::: MATERIAL SHOWN :::
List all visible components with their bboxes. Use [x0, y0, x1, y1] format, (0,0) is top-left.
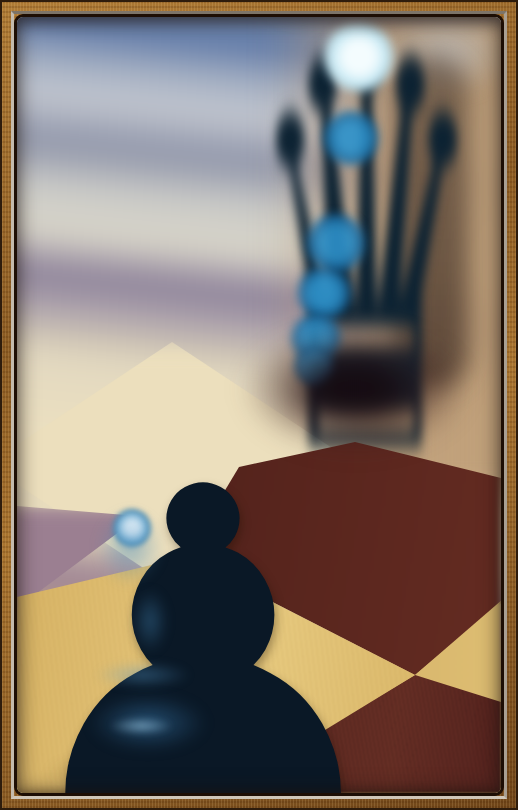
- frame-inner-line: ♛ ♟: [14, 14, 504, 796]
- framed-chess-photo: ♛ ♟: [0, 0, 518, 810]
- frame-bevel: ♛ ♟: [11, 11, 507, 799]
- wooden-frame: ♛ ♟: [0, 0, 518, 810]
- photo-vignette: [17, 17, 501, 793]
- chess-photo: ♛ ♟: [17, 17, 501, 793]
:::
::: MATERIAL SHOWN :::
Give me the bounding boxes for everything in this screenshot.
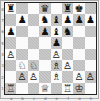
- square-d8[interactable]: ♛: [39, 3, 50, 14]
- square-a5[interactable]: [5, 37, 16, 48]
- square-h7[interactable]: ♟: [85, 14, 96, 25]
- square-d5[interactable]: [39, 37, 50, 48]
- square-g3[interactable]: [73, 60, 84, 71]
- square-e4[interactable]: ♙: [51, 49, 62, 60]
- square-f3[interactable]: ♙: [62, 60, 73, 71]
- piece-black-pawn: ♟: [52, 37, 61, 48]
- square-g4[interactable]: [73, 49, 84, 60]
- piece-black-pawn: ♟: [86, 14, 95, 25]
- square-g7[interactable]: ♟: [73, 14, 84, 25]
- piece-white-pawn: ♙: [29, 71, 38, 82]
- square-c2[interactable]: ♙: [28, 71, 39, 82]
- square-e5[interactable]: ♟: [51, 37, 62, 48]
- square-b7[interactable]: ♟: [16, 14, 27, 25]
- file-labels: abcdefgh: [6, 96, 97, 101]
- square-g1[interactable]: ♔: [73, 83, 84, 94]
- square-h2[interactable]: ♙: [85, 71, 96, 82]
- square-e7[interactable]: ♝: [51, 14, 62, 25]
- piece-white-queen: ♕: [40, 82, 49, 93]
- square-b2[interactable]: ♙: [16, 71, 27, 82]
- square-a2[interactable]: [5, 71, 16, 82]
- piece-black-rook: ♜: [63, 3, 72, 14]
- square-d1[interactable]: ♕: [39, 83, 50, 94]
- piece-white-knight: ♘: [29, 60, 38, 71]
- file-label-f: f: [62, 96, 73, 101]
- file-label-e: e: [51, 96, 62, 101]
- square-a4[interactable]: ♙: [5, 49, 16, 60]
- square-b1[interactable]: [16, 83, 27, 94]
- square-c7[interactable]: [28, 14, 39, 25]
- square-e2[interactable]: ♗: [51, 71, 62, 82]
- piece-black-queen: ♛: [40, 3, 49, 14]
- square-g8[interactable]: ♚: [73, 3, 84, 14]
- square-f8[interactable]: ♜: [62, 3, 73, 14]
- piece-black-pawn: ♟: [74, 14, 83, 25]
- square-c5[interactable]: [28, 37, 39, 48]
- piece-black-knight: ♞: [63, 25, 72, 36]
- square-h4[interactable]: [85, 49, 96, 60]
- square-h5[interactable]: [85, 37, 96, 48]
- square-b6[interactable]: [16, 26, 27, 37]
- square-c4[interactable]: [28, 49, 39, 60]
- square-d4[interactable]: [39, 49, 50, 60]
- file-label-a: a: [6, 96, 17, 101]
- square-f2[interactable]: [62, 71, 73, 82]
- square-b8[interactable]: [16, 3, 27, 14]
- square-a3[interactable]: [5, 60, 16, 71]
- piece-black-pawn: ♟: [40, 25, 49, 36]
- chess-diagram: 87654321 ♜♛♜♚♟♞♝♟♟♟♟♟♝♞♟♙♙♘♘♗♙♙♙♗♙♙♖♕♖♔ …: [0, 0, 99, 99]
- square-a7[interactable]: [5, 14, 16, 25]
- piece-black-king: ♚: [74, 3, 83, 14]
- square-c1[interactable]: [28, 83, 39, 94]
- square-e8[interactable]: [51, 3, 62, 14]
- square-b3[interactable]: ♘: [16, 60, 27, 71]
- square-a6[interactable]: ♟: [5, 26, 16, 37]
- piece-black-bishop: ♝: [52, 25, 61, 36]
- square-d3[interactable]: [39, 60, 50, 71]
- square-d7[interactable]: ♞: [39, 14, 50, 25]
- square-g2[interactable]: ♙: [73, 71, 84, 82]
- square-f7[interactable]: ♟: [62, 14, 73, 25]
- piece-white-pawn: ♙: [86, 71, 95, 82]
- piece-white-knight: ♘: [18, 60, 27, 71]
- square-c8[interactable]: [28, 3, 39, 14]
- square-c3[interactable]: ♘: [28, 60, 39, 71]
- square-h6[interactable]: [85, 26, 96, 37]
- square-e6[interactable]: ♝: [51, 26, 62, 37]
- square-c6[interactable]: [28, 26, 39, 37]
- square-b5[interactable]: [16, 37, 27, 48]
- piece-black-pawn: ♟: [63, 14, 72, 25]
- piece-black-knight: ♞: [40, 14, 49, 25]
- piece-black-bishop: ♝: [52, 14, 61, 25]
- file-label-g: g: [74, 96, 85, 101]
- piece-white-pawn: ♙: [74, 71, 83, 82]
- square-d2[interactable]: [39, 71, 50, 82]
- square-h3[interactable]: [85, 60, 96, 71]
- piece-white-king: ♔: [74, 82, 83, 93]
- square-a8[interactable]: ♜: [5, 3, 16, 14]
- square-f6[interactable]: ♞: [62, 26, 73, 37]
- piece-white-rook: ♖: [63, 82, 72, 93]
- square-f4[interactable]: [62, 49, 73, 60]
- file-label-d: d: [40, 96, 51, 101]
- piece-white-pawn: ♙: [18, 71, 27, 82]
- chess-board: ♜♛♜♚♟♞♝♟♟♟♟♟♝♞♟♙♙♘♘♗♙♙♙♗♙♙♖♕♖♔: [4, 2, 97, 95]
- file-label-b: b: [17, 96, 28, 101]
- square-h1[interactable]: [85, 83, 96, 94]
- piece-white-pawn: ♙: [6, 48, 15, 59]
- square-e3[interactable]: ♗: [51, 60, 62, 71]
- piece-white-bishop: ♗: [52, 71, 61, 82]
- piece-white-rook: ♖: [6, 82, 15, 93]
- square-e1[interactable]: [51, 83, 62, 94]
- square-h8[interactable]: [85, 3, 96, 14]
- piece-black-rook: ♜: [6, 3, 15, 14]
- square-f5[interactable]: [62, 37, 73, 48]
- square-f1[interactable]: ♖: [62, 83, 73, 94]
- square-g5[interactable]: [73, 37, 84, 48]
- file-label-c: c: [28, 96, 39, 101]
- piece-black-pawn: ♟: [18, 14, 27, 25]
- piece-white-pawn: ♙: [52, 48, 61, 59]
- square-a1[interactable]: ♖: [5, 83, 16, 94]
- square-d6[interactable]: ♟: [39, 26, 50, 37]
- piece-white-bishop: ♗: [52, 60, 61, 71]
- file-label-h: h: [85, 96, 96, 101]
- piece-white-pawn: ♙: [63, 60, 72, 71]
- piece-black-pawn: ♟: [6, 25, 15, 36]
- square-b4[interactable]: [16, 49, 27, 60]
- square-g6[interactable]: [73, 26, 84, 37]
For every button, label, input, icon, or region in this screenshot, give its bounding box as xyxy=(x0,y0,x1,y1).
:::
Add 102 to every bounding-box coordinate in the answers and rewrite everything from the line containing "List all visible" down to the line containing "- chess-photo: ♛ ♟: [17, 17, 501, 793]", keeping the request line with its numbers unchanged. Leave the picture out.

List all visible components with their bboxes. Use [x0, y0, x1, y1] format, (0,0) is top-left.
- frame-inner-line: ♛ ♟: [116, 116, 606, 898]
- framed-chess-photo: ♛ ♟: [102, 102, 620, 912]
- frame-bevel: ♛ ♟: [113, 113, 609, 901]
- wooden-frame: ♛ ♟: [102, 102, 620, 912]
- photo-vignette: [119, 119, 603, 895]
- chess-photo: ♛ ♟: [119, 119, 603, 895]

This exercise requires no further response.